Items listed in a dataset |
>> Begin
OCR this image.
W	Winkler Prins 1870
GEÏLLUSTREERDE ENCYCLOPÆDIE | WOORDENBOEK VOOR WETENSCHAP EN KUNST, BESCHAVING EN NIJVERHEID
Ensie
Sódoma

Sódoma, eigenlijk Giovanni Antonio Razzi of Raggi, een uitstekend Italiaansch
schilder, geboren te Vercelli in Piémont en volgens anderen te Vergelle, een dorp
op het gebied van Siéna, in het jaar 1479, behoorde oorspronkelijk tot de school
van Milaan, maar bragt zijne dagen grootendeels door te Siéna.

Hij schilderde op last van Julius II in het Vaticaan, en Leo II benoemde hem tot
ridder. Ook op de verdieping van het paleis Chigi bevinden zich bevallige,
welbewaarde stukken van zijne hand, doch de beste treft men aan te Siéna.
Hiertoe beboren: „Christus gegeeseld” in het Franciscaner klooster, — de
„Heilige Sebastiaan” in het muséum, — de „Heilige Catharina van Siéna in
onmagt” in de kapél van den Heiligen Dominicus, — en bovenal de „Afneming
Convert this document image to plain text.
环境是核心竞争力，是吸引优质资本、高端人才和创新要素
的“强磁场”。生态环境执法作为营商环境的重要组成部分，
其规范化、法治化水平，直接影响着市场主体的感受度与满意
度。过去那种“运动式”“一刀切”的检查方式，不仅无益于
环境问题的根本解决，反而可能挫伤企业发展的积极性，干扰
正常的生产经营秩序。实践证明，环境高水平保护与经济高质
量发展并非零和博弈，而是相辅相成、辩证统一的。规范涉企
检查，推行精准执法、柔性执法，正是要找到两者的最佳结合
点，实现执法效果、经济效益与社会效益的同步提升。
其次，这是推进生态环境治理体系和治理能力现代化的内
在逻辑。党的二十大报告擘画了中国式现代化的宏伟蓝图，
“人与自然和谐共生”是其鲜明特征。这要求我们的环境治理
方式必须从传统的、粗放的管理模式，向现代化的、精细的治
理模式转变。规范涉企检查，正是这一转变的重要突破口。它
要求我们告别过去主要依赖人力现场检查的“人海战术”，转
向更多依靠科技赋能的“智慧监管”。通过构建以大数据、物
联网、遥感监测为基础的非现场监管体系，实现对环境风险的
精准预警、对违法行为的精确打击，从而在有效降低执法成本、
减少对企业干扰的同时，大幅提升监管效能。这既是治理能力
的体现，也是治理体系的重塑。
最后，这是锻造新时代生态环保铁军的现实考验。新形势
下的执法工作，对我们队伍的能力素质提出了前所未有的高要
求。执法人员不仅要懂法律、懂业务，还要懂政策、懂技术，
>> End
Exercise details | From the material above, copy each line that includes the word "Siéna".

Answer to this problem |
op het gebied van Siéna, in het jaar 1479, behoorde oorspronkelijk tot de school
van Milaan, maar bragt zijne dagen grootendeels door te Siéna.
welbewaarde stukken van zijne hand, doch de beste treft men aan te Siéna.
„Heilige Sebastiaan” in het muséum, — de „Heilige Catharina van Siéna in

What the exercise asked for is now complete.